(begin)
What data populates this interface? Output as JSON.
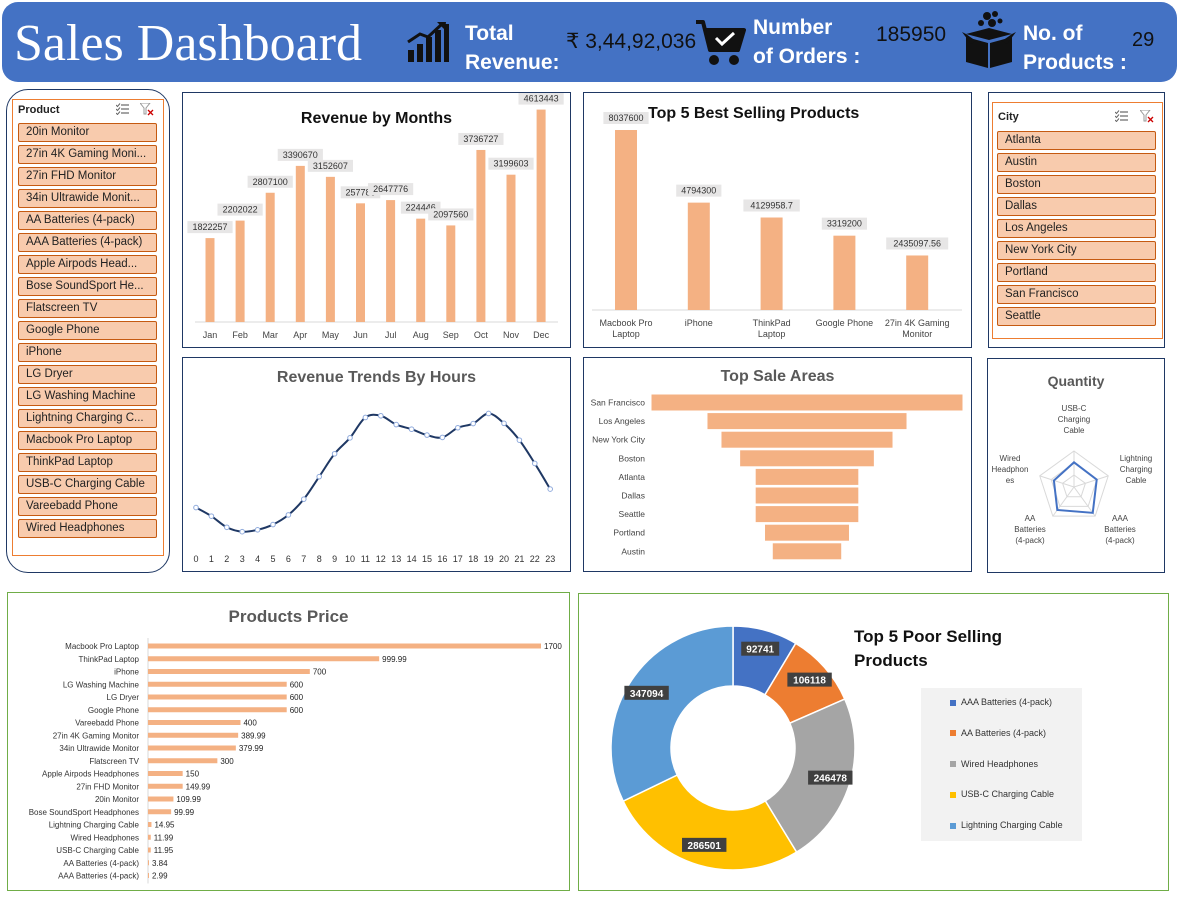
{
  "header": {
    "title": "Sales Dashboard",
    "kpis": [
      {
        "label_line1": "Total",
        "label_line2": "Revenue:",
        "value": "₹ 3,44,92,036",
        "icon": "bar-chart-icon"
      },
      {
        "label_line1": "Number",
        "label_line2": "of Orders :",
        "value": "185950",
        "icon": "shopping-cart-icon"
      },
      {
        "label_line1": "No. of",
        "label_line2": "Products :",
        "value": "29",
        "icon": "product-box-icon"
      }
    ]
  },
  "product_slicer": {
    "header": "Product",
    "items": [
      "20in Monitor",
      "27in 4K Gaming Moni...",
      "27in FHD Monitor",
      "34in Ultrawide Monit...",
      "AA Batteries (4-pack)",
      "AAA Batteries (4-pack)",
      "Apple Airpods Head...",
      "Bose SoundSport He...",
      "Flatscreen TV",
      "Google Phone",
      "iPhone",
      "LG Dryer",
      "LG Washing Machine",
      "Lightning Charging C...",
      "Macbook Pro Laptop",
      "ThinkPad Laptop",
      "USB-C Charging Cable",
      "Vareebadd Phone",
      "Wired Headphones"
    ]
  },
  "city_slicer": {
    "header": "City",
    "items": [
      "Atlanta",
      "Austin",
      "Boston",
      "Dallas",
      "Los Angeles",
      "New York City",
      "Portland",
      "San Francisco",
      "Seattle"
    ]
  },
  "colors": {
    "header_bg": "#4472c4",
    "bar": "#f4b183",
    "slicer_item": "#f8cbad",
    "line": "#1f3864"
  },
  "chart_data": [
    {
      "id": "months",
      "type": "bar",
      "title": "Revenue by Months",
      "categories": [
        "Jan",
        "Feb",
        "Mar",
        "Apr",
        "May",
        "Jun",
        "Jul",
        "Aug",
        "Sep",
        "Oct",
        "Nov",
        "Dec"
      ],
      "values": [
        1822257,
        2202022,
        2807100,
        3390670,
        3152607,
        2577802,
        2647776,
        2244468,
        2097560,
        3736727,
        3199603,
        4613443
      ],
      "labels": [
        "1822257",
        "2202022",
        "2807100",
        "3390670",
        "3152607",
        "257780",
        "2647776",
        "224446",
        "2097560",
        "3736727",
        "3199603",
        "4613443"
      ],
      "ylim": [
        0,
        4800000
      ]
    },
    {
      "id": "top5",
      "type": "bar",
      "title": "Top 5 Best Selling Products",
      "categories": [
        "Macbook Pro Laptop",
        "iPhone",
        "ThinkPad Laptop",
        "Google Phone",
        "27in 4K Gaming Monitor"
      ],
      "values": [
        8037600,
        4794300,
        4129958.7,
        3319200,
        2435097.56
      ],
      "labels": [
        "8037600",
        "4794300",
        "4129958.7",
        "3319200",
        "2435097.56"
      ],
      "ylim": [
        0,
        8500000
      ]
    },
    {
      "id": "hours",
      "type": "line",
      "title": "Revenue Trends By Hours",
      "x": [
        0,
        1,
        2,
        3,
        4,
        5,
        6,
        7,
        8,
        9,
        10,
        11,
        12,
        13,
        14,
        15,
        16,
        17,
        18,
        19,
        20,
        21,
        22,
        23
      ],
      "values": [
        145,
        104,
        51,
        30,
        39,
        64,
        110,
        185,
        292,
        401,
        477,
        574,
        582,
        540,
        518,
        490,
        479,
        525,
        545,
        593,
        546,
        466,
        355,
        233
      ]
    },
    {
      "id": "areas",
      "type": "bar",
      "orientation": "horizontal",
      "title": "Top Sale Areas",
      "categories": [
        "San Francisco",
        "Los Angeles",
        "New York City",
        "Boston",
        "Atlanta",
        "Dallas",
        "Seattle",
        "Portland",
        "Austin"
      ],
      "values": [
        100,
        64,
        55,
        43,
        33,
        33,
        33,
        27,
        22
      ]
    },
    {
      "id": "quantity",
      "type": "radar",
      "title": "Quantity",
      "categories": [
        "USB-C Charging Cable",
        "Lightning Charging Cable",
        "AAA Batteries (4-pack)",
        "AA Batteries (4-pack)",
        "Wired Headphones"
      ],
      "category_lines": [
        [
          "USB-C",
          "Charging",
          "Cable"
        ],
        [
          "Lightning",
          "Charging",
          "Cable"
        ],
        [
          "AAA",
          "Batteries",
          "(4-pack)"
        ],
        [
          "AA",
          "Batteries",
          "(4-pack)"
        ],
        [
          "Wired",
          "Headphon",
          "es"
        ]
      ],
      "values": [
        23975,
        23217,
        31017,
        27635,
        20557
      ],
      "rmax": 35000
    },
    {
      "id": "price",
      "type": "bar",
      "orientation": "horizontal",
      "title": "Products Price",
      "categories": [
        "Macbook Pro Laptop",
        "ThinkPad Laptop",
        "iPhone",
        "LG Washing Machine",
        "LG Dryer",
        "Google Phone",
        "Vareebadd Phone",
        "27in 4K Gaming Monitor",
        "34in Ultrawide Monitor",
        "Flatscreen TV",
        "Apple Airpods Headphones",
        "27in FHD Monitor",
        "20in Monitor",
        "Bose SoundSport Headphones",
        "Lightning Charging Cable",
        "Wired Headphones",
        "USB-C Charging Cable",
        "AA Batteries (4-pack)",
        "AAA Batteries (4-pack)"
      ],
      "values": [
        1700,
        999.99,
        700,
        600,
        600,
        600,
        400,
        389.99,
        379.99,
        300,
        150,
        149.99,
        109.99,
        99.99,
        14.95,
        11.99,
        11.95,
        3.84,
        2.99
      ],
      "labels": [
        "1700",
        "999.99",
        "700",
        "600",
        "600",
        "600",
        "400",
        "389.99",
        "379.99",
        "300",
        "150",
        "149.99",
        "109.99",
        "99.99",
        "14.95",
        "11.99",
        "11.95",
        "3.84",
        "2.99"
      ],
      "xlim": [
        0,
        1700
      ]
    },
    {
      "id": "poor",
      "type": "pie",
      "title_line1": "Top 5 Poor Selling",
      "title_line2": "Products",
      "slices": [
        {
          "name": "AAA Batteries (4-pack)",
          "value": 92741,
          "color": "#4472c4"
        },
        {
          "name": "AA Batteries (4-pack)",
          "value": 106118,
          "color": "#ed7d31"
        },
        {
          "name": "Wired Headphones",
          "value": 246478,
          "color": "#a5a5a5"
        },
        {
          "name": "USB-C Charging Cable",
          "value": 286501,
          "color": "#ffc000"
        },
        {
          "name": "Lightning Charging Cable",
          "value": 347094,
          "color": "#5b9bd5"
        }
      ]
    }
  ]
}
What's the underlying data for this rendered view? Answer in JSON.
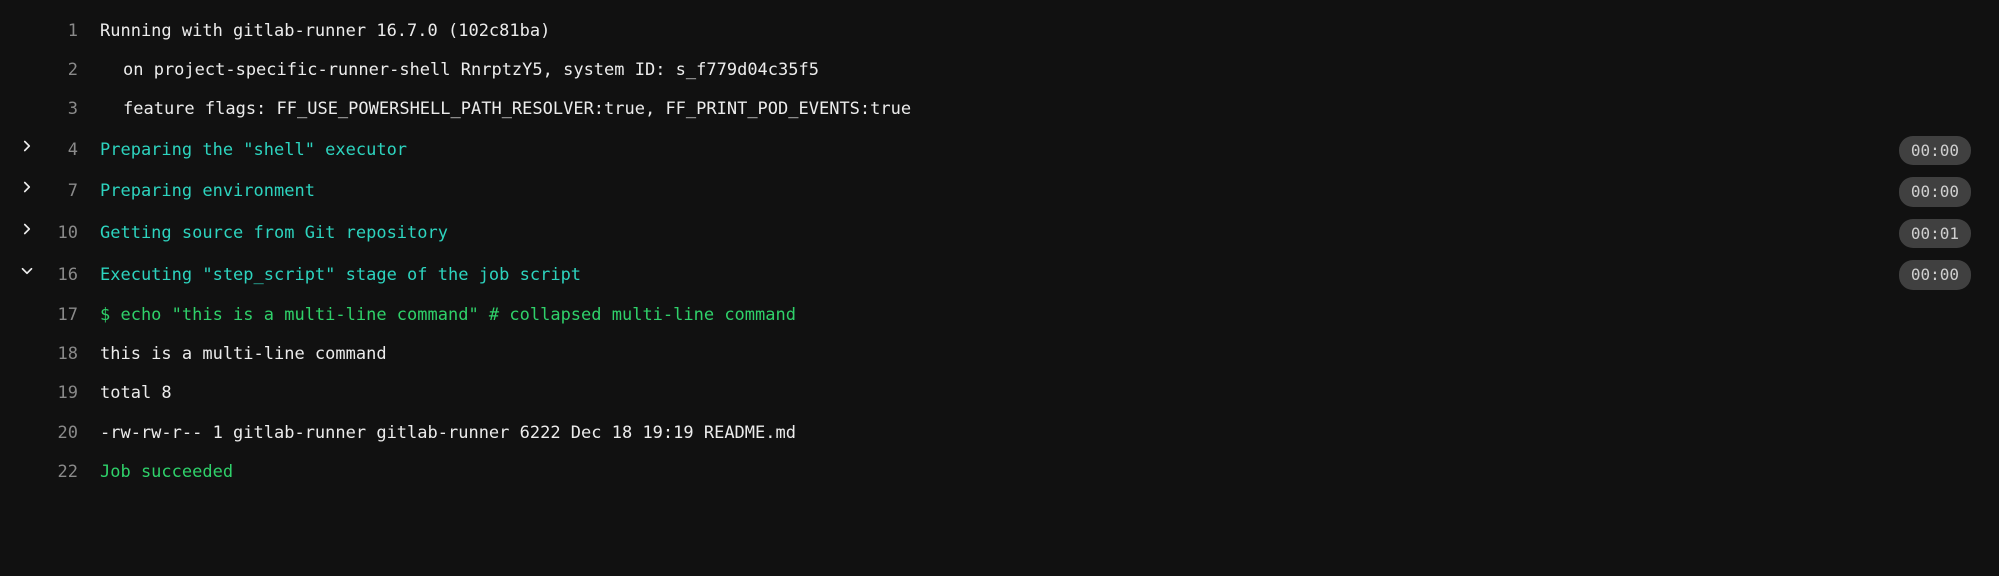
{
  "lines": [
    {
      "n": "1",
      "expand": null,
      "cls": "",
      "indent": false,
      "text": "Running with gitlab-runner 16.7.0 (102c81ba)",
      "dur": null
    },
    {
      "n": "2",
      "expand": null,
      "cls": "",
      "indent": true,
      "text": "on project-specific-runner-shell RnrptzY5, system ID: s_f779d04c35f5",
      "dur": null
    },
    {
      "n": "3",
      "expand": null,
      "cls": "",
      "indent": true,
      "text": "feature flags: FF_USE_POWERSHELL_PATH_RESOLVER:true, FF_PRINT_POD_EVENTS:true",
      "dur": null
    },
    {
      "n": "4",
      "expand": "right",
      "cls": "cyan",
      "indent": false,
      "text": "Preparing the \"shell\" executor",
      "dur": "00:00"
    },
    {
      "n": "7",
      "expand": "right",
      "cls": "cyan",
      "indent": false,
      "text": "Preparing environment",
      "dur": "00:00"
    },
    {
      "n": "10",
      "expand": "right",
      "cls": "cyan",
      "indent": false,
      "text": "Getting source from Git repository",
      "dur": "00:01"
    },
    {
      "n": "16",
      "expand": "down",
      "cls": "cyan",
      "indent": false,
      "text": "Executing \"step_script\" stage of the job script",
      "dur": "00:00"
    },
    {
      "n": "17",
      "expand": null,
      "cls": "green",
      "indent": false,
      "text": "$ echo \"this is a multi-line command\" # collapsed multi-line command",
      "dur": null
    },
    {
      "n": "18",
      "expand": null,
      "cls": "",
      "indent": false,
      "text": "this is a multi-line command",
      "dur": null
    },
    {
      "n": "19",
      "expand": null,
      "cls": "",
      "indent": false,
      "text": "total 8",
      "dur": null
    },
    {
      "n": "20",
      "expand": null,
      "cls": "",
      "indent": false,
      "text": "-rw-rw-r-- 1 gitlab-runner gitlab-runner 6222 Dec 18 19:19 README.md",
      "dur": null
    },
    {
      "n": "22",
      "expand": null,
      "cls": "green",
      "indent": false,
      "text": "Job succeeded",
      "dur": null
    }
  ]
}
(end)
Task details: Go through the material above and count the lines that contain "SoundSport"; give that number alone.

Answer to this exercise: 2